## Directions
Pick out each line of the records that includes the string "content", and copy it.

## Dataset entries
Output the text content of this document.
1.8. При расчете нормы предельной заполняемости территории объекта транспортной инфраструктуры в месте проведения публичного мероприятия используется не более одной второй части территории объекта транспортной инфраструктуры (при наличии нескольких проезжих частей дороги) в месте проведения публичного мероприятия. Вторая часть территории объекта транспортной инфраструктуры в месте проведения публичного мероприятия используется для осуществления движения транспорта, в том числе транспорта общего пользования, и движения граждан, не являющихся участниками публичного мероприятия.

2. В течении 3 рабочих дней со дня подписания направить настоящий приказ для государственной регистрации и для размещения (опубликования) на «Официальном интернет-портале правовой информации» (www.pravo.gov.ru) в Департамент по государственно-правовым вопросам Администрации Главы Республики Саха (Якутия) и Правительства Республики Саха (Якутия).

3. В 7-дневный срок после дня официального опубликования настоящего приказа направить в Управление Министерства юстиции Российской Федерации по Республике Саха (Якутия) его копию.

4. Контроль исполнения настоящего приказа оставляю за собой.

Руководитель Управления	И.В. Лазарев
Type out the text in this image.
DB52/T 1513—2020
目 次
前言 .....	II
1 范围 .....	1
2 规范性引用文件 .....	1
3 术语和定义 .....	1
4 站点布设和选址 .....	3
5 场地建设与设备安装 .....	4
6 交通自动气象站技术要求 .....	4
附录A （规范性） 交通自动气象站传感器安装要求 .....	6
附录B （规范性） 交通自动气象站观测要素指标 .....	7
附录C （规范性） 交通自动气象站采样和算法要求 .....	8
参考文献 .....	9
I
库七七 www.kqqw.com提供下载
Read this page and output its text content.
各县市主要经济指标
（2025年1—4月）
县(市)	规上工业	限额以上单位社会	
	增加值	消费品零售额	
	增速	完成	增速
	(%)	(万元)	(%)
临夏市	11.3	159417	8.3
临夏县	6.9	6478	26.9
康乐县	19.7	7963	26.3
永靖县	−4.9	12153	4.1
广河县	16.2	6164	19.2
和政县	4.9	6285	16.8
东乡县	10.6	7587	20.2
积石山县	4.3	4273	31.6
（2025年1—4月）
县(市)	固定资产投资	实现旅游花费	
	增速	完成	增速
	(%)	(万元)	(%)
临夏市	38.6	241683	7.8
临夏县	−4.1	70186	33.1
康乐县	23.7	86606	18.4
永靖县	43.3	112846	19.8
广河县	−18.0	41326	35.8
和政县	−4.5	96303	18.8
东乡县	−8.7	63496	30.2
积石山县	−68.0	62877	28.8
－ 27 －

## Answer for this exercise
Output the text content of this document.
Read this page and output its text content.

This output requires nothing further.